**Exercise goal:** Your task is to copy every record exactly.

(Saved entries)
_ _ _ _ _
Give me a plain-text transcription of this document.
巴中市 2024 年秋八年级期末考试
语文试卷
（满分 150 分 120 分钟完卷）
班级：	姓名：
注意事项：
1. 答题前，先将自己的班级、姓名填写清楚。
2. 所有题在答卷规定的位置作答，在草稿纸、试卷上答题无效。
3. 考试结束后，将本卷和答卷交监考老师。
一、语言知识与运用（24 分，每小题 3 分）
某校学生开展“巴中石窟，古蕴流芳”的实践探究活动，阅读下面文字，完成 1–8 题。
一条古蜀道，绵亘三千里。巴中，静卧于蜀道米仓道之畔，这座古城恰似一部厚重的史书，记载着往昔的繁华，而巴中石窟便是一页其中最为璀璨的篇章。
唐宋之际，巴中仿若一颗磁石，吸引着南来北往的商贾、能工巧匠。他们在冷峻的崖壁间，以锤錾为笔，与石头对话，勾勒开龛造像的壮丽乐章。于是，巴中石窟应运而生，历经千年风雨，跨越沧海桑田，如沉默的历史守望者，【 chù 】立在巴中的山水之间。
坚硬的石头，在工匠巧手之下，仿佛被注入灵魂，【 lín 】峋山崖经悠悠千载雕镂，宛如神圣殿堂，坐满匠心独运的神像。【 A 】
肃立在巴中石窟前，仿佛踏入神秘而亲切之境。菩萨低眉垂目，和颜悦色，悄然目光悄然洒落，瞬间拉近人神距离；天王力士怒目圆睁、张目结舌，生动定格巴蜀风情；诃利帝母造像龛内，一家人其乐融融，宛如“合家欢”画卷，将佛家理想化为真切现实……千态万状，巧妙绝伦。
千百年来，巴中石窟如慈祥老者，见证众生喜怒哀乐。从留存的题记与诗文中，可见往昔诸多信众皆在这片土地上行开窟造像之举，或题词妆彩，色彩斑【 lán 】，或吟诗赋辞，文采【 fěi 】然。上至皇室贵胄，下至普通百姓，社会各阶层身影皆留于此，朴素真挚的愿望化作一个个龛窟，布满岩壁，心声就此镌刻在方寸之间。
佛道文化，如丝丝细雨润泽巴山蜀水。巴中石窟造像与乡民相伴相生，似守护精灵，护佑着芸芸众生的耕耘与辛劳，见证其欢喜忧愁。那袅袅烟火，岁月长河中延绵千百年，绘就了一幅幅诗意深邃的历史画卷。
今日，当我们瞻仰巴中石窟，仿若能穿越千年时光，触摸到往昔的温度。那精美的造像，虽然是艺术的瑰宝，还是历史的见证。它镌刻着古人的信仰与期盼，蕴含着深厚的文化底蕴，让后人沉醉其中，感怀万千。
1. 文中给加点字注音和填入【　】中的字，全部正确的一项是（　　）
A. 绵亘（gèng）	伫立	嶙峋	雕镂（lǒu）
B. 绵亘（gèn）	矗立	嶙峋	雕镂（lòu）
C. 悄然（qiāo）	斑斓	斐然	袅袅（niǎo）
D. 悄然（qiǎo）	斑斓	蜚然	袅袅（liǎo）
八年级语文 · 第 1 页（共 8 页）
_ _ _ _ _
**The response:**
Give me a plain-text transcription of this document.
巴中市 2024 年秋八年级期末考试
语文试卷
（满分 150 分 120 分钟完卷）
班级：	姓名：
注意事项：
1. 答题前，先将自己的班级、姓名填写清楚。
2. 所有题在答卷规定的位置作答，在草稿纸、试卷上答题无效。
3. 考试结束后，将本卷和答卷交监考老师。
一、语言知识与运用（24 分，每小题 3 分）
某校学生开展“巴中石窟，古蕴流芳”的实践探究活动，阅读下面文字，完成 1–8 题。
一条古蜀道，绵亘三千里。巴中，静卧于蜀道米仓道之畔，这座古城恰似一部厚重的史书，记载着往昔的繁华，而巴中石窟便是一页其中最为璀璨的篇章。
唐宋之际，巴中仿若一颗磁石，吸引着南来北往的商贾、能工巧匠。他们在冷峻的崖壁间，以锤錾为笔，与石头对话，勾勒开龛造像的壮丽乐章。于是，巴中石窟应运而生，历经千年风雨，跨越沧海桑田，如沉默的历史守望者，【 chù 】立在巴中的山水之间。
坚硬的石头，在工匠巧手之下，仿佛被注入灵魂，【 lín 】峋山崖经悠悠千载雕镂，宛如神圣殿堂，坐满匠心独运的神像。【 A 】
肃立在巴中石窟前，仿佛踏入神秘而亲切之境。菩萨低眉垂目，和颜悦色，悄然目光悄然洒落，瞬间拉近人神距离；天王力士怒目圆睁、张目结舌，生动定格巴蜀风情；诃利帝母造像龛内，一家人其乐融融，宛如“合家欢”画卷，将佛家理想化为真切现实……千态万状，巧妙绝伦。
千百年来，巴中石窟如慈祥老者，见证众生喜怒哀乐。从留存的题记与诗文中，可见往昔诸多信众皆在这片土地上行开窟造像之举，或题词妆彩，色彩斑【 lán 】，或吟诗赋辞，文采【 fěi 】然。上至皇室贵胄，下至普通百姓，社会各阶层身影皆留于此，朴素真挚的愿望化作一个个龛窟，布满岩壁，心声就此镌刻在方寸之间。
佛道文化，如丝丝细雨润泽巴山蜀水。巴中石窟造像与乡民相伴相生，似守护精灵，护佑着芸芸众生的耕耘与辛劳，见证其欢喜忧愁。那袅袅烟火，岁月长河中延绵千百年，绘就了一幅幅诗意深邃的历史画卷。
今日，当我们瞻仰巴中石窟，仿若能穿越千年时光，触摸到往昔的温度。那精美的造像，虽然是艺术的瑰宝，还是历史的见证。它镌刻着古人的信仰与期盼，蕴含着深厚的文化底蕴，让后人沉醉其中，感怀万千。
1. 文中给加点字注音和填入【　】中的字，全部正确的一项是（　　）
A. 绵亘（gèng）	伫立	嶙峋	雕镂（lǒu）
B. 绵亘（gèn）	矗立	嶙峋	雕镂（lòu）
C. 悄然（qiāo）	斑斓	斐然	袅袅（niǎo）
D. 悄然（qiǎo）	斑斓	蜚然	袅袅（liǎo）
八年级语文 · 第 1 页（共 8 页）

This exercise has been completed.